Work instructions »
Select every line containing the word "title" from the material, and copy those lines.
--- START OF Dataset excerpts ---
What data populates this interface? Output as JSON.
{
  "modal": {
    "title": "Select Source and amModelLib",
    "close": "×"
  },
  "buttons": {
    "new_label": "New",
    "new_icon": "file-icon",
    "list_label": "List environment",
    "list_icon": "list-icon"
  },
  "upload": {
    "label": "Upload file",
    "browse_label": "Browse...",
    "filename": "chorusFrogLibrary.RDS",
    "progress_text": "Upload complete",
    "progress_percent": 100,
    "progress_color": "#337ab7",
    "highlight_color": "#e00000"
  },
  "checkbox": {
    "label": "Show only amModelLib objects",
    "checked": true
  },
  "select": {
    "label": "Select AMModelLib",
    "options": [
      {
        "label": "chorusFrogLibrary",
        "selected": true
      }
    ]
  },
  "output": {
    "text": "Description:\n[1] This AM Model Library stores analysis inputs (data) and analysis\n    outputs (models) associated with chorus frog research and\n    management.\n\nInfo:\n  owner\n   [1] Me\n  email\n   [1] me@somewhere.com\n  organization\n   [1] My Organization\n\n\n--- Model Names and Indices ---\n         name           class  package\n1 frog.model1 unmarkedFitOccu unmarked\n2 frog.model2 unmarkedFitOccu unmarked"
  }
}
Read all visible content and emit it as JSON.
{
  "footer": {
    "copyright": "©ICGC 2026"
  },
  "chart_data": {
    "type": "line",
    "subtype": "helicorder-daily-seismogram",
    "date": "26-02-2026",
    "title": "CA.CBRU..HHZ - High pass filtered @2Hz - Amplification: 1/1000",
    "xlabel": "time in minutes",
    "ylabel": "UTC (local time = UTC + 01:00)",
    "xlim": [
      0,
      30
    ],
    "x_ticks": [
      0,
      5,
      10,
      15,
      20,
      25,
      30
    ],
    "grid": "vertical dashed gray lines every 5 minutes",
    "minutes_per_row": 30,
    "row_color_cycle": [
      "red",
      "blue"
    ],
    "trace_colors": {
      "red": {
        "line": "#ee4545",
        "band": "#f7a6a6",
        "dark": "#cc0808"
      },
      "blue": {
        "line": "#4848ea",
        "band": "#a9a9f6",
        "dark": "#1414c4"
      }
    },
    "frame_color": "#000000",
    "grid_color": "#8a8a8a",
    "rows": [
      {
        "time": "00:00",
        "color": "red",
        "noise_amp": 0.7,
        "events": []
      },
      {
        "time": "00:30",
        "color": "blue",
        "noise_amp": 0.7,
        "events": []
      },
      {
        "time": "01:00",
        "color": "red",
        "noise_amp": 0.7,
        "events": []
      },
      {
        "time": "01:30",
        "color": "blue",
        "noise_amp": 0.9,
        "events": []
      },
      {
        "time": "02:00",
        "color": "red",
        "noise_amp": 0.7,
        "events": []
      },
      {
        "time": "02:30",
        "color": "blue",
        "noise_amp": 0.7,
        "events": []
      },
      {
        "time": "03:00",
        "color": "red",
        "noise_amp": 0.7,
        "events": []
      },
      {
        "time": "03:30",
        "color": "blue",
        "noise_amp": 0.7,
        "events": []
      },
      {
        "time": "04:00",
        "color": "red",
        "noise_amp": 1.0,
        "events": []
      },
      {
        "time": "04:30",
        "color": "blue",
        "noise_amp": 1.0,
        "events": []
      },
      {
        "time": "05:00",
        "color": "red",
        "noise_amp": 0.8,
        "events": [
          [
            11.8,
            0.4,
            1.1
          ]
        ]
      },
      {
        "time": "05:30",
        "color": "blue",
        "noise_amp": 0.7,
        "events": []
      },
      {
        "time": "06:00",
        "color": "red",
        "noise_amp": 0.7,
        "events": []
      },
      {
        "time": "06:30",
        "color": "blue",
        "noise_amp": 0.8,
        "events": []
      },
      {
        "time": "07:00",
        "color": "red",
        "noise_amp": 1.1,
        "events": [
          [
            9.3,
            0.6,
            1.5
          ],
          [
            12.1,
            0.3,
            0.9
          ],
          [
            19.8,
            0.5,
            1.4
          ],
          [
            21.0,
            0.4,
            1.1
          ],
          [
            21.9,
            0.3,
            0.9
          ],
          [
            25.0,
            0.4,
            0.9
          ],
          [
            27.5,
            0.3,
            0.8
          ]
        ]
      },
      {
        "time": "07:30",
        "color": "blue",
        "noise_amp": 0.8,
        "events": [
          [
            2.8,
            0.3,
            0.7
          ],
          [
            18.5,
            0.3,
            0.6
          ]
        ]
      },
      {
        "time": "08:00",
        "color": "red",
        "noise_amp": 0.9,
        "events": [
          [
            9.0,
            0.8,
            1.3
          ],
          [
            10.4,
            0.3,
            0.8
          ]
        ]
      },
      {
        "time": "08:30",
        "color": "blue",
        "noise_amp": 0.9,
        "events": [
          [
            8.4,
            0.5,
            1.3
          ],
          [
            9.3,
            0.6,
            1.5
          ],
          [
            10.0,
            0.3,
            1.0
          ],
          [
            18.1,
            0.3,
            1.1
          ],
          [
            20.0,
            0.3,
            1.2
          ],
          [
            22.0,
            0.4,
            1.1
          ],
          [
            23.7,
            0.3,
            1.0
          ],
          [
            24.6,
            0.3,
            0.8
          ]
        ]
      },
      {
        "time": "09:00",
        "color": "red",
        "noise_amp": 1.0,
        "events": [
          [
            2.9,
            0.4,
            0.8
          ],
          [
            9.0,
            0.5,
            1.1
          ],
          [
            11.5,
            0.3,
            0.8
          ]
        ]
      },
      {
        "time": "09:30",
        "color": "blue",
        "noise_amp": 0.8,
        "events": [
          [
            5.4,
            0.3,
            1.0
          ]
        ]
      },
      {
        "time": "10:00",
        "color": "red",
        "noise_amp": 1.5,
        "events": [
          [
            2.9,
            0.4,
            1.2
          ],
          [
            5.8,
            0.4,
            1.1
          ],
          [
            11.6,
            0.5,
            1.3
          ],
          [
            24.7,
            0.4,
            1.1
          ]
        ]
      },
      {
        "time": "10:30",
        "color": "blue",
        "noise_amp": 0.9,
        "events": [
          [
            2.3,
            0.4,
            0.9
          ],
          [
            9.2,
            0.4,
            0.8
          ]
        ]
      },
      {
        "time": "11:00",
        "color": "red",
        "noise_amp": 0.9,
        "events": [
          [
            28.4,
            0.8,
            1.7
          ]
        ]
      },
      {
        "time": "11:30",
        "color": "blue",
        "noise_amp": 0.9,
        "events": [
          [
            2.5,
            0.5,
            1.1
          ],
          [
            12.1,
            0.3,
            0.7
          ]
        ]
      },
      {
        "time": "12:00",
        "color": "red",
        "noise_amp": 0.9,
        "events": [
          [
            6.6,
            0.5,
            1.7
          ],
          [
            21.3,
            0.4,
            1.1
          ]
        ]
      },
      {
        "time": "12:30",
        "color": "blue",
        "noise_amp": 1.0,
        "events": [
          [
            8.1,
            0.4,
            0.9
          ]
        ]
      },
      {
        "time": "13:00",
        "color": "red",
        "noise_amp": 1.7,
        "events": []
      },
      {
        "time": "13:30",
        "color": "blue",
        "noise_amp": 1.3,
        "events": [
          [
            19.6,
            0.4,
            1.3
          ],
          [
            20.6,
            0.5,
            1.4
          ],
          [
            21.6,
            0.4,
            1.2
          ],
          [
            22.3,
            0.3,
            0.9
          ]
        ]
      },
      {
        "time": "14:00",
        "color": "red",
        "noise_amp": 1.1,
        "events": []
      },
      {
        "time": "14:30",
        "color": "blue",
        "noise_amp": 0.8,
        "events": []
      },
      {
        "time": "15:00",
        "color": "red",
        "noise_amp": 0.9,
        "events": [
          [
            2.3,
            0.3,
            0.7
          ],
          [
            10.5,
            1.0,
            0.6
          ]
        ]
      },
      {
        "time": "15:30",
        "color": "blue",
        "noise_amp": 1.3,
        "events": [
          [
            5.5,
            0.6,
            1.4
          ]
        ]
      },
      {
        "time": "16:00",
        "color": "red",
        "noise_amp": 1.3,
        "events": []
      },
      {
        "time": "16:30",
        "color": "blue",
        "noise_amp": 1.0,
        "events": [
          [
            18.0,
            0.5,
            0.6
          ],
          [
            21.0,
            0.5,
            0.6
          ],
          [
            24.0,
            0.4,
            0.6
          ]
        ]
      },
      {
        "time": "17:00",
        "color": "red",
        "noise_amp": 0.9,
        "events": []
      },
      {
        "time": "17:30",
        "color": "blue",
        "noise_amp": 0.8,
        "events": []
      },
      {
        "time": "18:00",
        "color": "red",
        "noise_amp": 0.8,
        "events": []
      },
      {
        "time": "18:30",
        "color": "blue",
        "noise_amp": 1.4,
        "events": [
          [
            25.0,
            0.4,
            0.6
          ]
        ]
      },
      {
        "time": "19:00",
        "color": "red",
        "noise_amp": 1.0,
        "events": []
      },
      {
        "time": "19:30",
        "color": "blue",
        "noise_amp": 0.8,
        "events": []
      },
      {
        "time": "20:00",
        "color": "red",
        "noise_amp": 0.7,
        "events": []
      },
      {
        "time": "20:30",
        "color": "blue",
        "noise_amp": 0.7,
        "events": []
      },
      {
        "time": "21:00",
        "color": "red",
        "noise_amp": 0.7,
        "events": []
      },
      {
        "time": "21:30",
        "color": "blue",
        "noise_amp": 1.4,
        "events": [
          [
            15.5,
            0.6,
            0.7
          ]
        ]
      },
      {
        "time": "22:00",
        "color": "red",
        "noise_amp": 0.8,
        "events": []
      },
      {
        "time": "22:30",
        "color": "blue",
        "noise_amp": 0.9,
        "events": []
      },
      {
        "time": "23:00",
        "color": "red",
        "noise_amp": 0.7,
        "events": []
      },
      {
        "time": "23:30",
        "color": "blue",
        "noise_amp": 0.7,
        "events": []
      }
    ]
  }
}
--- END OF Dataset excerpts ---
Completed task »
    "title": "Select Source and amModelLib",
    "title": "CA.CBRU..HHZ - High pass filtered @2Hz - Amplification: 1/1000",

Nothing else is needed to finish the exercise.